----- Entries shown -----
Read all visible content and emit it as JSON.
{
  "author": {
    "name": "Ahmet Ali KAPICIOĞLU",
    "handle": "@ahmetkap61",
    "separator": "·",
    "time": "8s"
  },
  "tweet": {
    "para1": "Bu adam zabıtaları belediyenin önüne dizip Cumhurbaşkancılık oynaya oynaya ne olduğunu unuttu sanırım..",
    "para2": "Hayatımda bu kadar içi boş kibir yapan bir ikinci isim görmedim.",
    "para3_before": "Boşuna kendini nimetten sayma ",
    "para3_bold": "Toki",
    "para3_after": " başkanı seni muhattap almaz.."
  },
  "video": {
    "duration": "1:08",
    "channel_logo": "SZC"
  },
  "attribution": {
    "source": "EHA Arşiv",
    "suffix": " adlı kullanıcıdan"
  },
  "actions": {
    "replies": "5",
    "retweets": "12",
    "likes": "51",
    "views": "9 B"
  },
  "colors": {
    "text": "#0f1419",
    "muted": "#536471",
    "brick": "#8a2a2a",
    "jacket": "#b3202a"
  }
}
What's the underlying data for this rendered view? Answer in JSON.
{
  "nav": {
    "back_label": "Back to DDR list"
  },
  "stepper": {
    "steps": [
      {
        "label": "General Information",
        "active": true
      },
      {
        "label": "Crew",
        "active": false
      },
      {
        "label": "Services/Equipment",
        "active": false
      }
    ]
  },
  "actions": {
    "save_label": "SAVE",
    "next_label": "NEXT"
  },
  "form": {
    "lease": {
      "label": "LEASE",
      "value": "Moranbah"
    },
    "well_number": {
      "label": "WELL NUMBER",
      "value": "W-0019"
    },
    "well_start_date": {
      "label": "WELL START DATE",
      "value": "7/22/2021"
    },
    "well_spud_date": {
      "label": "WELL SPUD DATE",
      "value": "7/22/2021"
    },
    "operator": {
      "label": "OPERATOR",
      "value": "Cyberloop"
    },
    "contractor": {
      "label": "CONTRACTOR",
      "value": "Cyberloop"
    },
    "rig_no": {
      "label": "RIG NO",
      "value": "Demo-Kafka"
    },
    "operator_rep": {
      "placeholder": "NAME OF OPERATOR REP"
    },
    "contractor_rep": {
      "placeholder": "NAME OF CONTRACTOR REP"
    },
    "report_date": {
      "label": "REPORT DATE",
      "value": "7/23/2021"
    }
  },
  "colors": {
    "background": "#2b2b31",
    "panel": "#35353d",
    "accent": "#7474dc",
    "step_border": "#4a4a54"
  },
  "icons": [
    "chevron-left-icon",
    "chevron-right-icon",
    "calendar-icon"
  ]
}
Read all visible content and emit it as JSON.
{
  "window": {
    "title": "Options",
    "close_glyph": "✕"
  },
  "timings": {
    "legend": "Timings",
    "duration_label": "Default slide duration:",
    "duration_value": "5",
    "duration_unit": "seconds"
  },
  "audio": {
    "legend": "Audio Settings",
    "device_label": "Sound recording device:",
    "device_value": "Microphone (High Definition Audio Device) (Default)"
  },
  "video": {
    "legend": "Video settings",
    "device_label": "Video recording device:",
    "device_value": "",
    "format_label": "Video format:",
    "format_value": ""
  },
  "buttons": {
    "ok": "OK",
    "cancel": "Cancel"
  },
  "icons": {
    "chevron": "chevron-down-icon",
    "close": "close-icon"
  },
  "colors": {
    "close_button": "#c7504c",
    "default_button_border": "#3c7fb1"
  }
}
-----
What to do. Output the records above in their entirety, exactly.

Solution for this problem.
Read all visible content and emit it as JSON.
{
  "author": {
    "name": "Ahmet Ali KAPICIOĞLU",
    "handle": "@ahmetkap61",
    "separator": "·",
    "time": "8s"
  },
  "tweet": {
    "para1": "Bu adam zabıtaları belediyenin önüne dizip Cumhurbaşkancılık oynaya oynaya ne olduğunu unuttu sanırım..",
    "para2": "Hayatımda bu kadar içi boş kibir yapan bir ikinci isim görmedim.",
    "para3_before": "Boşuna kendini nimetten sayma ",
    "para3_bold": "Toki",
    "para3_after": " başkanı seni muhattap almaz.."
  },
  "video": {
    "duration": "1:08",
    "channel_logo": "SZC"
  },
  "attribution": {
    "source": "EHA Arşiv",
    "suffix": " adlı kullanıcıdan"
  },
  "actions": {
    "replies": "5",
    "retweets": "12",
    "likes": "51",
    "views": "9 B"
  },
  "colors": {
    "text": "#0f1419",
    "muted": "#536471",
    "brick": "#8a2a2a",
    "jacket": "#b3202a"
  }
}
What's the underlying data for this rendered view? Answer in JSON.
{
  "nav": {
    "back_label": "Back to DDR list"
  },
  "stepper": {
    "steps": [
      {
        "label": "General Information",
        "active": true
      },
      {
        "label": "Crew",
        "active": false
      },
      {
        "label": "Services/Equipment",
        "active": false
      }
    ]
  },
  "actions": {
    "save_label": "SAVE",
    "next_label": "NEXT"
  },
  "form": {
    "lease": {
      "label": "LEASE",
      "value": "Moranbah"
    },
    "well_number": {
      "label": "WELL NUMBER",
      "value": "W-0019"
    },
    "well_start_date": {
      "label": "WELL START DATE",
      "value": "7/22/2021"
    },
    "well_spud_date": {
      "label": "WELL SPUD DATE",
      "value": "7/22/2021"
    },
    "operator": {
      "label": "OPERATOR",
      "value": "Cyberloop"
    },
    "contractor": {
      "label": "CONTRACTOR",
      "value": "Cyberloop"
    },
    "rig_no": {
      "label": "RIG NO",
      "value": "Demo-Kafka"
    },
    "operator_rep": {
      "placeholder": "NAME OF OPERATOR REP"
    },
    "contractor_rep": {
      "placeholder": "NAME OF CONTRACTOR REP"
    },
    "report_date": {
      "label": "REPORT DATE",
      "value": "7/23/2021"
    }
  },
  "colors": {
    "background": "#2b2b31",
    "panel": "#35353d",
    "accent": "#7474dc",
    "step_border": "#4a4a54"
  },
  "icons": [
    "chevron-left-icon",
    "chevron-right-icon",
    "calendar-icon"
  ]
}
Read all visible content and emit it as JSON.
{
  "window": {
    "title": "Options",
    "close_glyph": "✕"
  },
  "timings": {
    "legend": "Timings",
    "duration_label": "Default slide duration:",
    "duration_value": "5",
    "duration_unit": "seconds"
  },
  "audio": {
    "legend": "Audio Settings",
    "device_label": "Sound recording device:",
    "device_value": "Microphone (High Definition Audio Device) (Default)"
  },
  "video": {
    "legend": "Video settings",
    "device_label": "Video recording device:",
    "device_value": "",
    "format_label": "Video format:",
    "format_value": ""
  },
  "buttons": {
    "ok": "OK",
    "cancel": "Cancel"
  },
  "icons": {
    "chevron": "chevron-down-icon",
    "close": "close-icon"
  },
  "colors": {
    "close_button": "#c7504c",
    "default_button_border": "#3c7fb1"
  }
}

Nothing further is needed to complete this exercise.